▶ [Saved entries]
———

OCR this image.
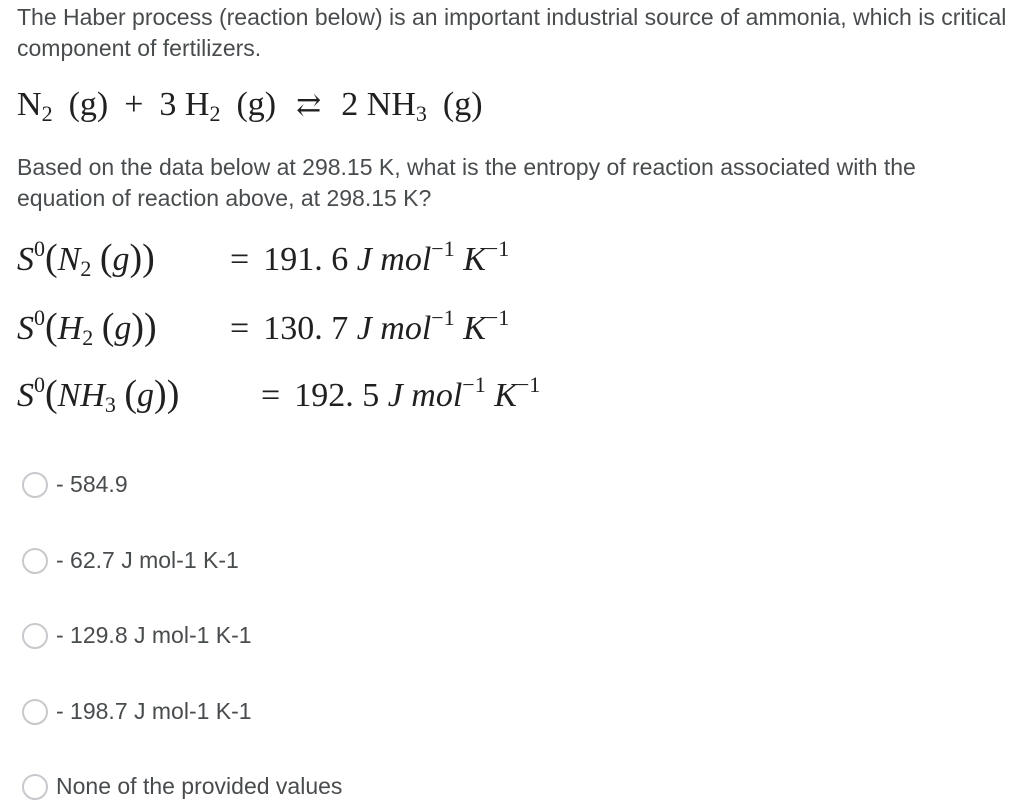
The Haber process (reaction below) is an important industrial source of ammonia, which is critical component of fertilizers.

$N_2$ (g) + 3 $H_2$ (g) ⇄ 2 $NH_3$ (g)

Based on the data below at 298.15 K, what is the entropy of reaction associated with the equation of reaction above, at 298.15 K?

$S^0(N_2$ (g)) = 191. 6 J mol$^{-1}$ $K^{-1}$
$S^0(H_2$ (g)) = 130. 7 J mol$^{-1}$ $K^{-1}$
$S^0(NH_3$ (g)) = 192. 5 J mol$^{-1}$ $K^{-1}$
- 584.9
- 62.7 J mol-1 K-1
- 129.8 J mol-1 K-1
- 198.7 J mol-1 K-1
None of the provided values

———

▶ [GOAL]
From the data above, write out everything exactly except the pictures.

▶ [WRITTEN RESPONSE]
OCR this image.
The Haber process (reaction below) is an important industrial source of ammonia, which is critical component of fertilizers.

$N_2$ (g) + 3 $H_2$ (g) ⇄ 2 $NH_3$ (g)

Based on the data below at 298.15 K, what is the entropy of reaction associated with the equation of reaction above, at 298.15 K?

$S^0(N_2$ (g)) = 191. 6 J mol$^{-1}$ $K^{-1}$
$S^0(H_2$ (g)) = 130. 7 J mol$^{-1}$ $K^{-1}$
$S^0(NH_3$ (g)) = 192. 5 J mol$^{-1}$ $K^{-1}$
- 584.9
- 62.7 J mol-1 K-1
- 129.8 J mol-1 K-1
- 198.7 J mol-1 K-1
None of the provided values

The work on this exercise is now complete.